** START OF INFORMATION PROVIDED **
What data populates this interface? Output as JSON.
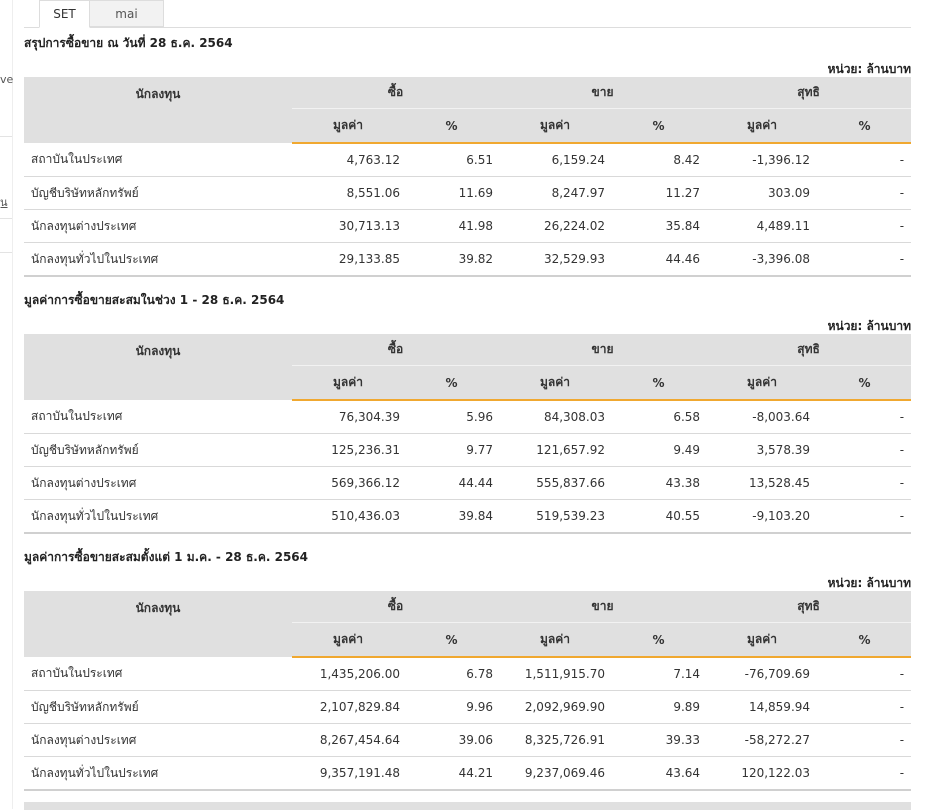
{
  "left_edge": {
    "frag1": "ve",
    "frag2": "ุ้น"
  },
  "tabs": [
    {
      "label": "SET",
      "active": true
    },
    {
      "label": "mai",
      "active": false
    }
  ],
  "headers": {
    "investor": "นักลงทุน",
    "buy": "ซื้อ",
    "sell": "ขาย",
    "net": "สุทธิ",
    "value": "มูลค่า",
    "pct": "%"
  },
  "unit_label": "หน่วย: ล้านบาท",
  "sections": [
    {
      "title": "สรุปการซื้อขาย ณ วันที่ 28 ธ.ค. 2564",
      "rows": [
        {
          "name": "สถาบันในประเทศ",
          "buy": "4,763.12",
          "buy_pct": "6.51",
          "sell": "6,159.24",
          "sell_pct": "8.42",
          "net": "-1,396.12",
          "net_pct": "-"
        },
        {
          "name": "บัญชีบริษัทหลักทรัพย์",
          "buy": "8,551.06",
          "buy_pct": "11.69",
          "sell": "8,247.97",
          "sell_pct": "11.27",
          "net": "303.09",
          "net_pct": "-"
        },
        {
          "name": "นักลงทุนต่างประเทศ",
          "buy": "30,713.13",
          "buy_pct": "41.98",
          "sell": "26,224.02",
          "sell_pct": "35.84",
          "net": "4,489.11",
          "net_pct": "-"
        },
        {
          "name": "นักลงทุนทั่วไปในประเทศ",
          "buy": "29,133.85",
          "buy_pct": "39.82",
          "sell": "32,529.93",
          "sell_pct": "44.46",
          "net": "-3,396.08",
          "net_pct": "-"
        }
      ]
    },
    {
      "title": "มูลค่าการซื้อขายสะสมในช่วง 1 - 28 ธ.ค. 2564",
      "rows": [
        {
          "name": "สถาบันในประเทศ",
          "buy": "76,304.39",
          "buy_pct": "5.96",
          "sell": "84,308.03",
          "sell_pct": "6.58",
          "net": "-8,003.64",
          "net_pct": "-"
        },
        {
          "name": "บัญชีบริษัทหลักทรัพย์",
          "buy": "125,236.31",
          "buy_pct": "9.77",
          "sell": "121,657.92",
          "sell_pct": "9.49",
          "net": "3,578.39",
          "net_pct": "-"
        },
        {
          "name": "นักลงทุนต่างประเทศ",
          "buy": "569,366.12",
          "buy_pct": "44.44",
          "sell": "555,837.66",
          "sell_pct": "43.38",
          "net": "13,528.45",
          "net_pct": "-"
        },
        {
          "name": "นักลงทุนทั่วไปในประเทศ",
          "buy": "510,436.03",
          "buy_pct": "39.84",
          "sell": "519,539.23",
          "sell_pct": "40.55",
          "net": "-9,103.20",
          "net_pct": "-"
        }
      ]
    },
    {
      "title": "มูลค่าการซื้อขายสะสมตั้งแต่ 1 ม.ค. - 28 ธ.ค. 2564",
      "rows": [
        {
          "name": "สถาบันในประเทศ",
          "buy": "1,435,206.00",
          "buy_pct": "6.78",
          "sell": "1,511,915.70",
          "sell_pct": "7.14",
          "net": "-76,709.69",
          "net_pct": "-"
        },
        {
          "name": "บัญชีบริษัทหลักทรัพย์",
          "buy": "2,107,829.84",
          "buy_pct": "9.96",
          "sell": "2,092,969.90",
          "sell_pct": "9.89",
          "net": "14,859.94",
          "net_pct": "-"
        },
        {
          "name": "นักลงทุนต่างประเทศ",
          "buy": "8,267,454.64",
          "buy_pct": "39.06",
          "sell": "8,325,726.91",
          "sell_pct": "39.33",
          "net": "-58,272.27",
          "net_pct": "-"
        },
        {
          "name": "นักลงทุนทั่วไปในประเทศ",
          "buy": "9,357,191.48",
          "buy_pct": "44.21",
          "sell": "9,237,069.46",
          "sell_pct": "43.64",
          "net": "120,122.03",
          "net_pct": "-"
        }
      ]
    }
  ],
  "colors": {
    "positive": "#2f8a2f",
    "negative": "#e02020",
    "accent": "#f0a830",
    "header_bg": "#e0e0e0"
  }
}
** END OF INFORMATION PROVIDED **
AIM OF THE EXERCISE -
Transcribe every record above exactly, leaving out the pictures.

RESPONSE TO THE TASK -
What data populates this interface? Output as JSON.
{
  "left_edge": {
    "frag1": "ve",
    "frag2": "ุ้น"
  },
  "tabs": [
    {
      "label": "SET",
      "active": true
    },
    {
      "label": "mai",
      "active": false
    }
  ],
  "headers": {
    "investor": "นักลงทุน",
    "buy": "ซื้อ",
    "sell": "ขาย",
    "net": "สุทธิ",
    "value": "มูลค่า",
    "pct": "%"
  },
  "unit_label": "หน่วย: ล้านบาท",
  "sections": [
    {
      "title": "สรุปการซื้อขาย ณ วันที่ 28 ธ.ค. 2564",
      "rows": [
        {
          "name": "สถาบันในประเทศ",
          "buy": "4,763.12",
          "buy_pct": "6.51",
          "sell": "6,159.24",
          "sell_pct": "8.42",
          "net": "-1,396.12",
          "net_pct": "-"
        },
        {
          "name": "บัญชีบริษัทหลักทรัพย์",
          "buy": "8,551.06",
          "buy_pct": "11.69",
          "sell": "8,247.97",
          "sell_pct": "11.27",
          "net": "303.09",
          "net_pct": "-"
        },
        {
          "name": "นักลงทุนต่างประเทศ",
          "buy": "30,713.13",
          "buy_pct": "41.98",
          "sell": "26,224.02",
          "sell_pct": "35.84",
          "net": "4,489.11",
          "net_pct": "-"
        },
        {
          "name": "นักลงทุนทั่วไปในประเทศ",
          "buy": "29,133.85",
          "buy_pct": "39.82",
          "sell": "32,529.93",
          "sell_pct": "44.46",
          "net": "-3,396.08",
          "net_pct": "-"
        }
      ]
    },
    {
      "title": "มูลค่าการซื้อขายสะสมในช่วง 1 - 28 ธ.ค. 2564",
      "rows": [
        {
          "name": "สถาบันในประเทศ",
          "buy": "76,304.39",
          "buy_pct": "5.96",
          "sell": "84,308.03",
          "sell_pct": "6.58",
          "net": "-8,003.64",
          "net_pct": "-"
        },
        {
          "name": "บัญชีบริษัทหลักทรัพย์",
          "buy": "125,236.31",
          "buy_pct": "9.77",
          "sell": "121,657.92",
          "sell_pct": "9.49",
          "net": "3,578.39",
          "net_pct": "-"
        },
        {
          "name": "นักลงทุนต่างประเทศ",
          "buy": "569,366.12",
          "buy_pct": "44.44",
          "sell": "555,837.66",
          "sell_pct": "43.38",
          "net": "13,528.45",
          "net_pct": "-"
        },
        {
          "name": "นักลงทุนทั่วไปในประเทศ",
          "buy": "510,436.03",
          "buy_pct": "39.84",
          "sell": "519,539.23",
          "sell_pct": "40.55",
          "net": "-9,103.20",
          "net_pct": "-"
        }
      ]
    },
    {
      "title": "มูลค่าการซื้อขายสะสมตั้งแต่ 1 ม.ค. - 28 ธ.ค. 2564",
      "rows": [
        {
          "name": "สถาบันในประเทศ",
          "buy": "1,435,206.00",
          "buy_pct": "6.78",
          "sell": "1,511,915.70",
          "sell_pct": "7.14",
          "net": "-76,709.69",
          "net_pct": "-"
        },
        {
          "name": "บัญชีบริษัทหลักทรัพย์",
          "buy": "2,107,829.84",
          "buy_pct": "9.96",
          "sell": "2,092,969.90",
          "sell_pct": "9.89",
          "net": "14,859.94",
          "net_pct": "-"
        },
        {
          "name": "นักลงทุนต่างประเทศ",
          "buy": "8,267,454.64",
          "buy_pct": "39.06",
          "sell": "8,325,726.91",
          "sell_pct": "39.33",
          "net": "-58,272.27",
          "net_pct": "-"
        },
        {
          "name": "นักลงทุนทั่วไปในประเทศ",
          "buy": "9,357,191.48",
          "buy_pct": "44.21",
          "sell": "9,237,069.46",
          "sell_pct": "43.64",
          "net": "120,122.03",
          "net_pct": "-"
        }
      ]
    }
  ],
  "colors": {
    "positive": "#2f8a2f",
    "negative": "#e02020",
    "accent": "#f0a830",
    "header_bg": "#e0e0e0"
  }
}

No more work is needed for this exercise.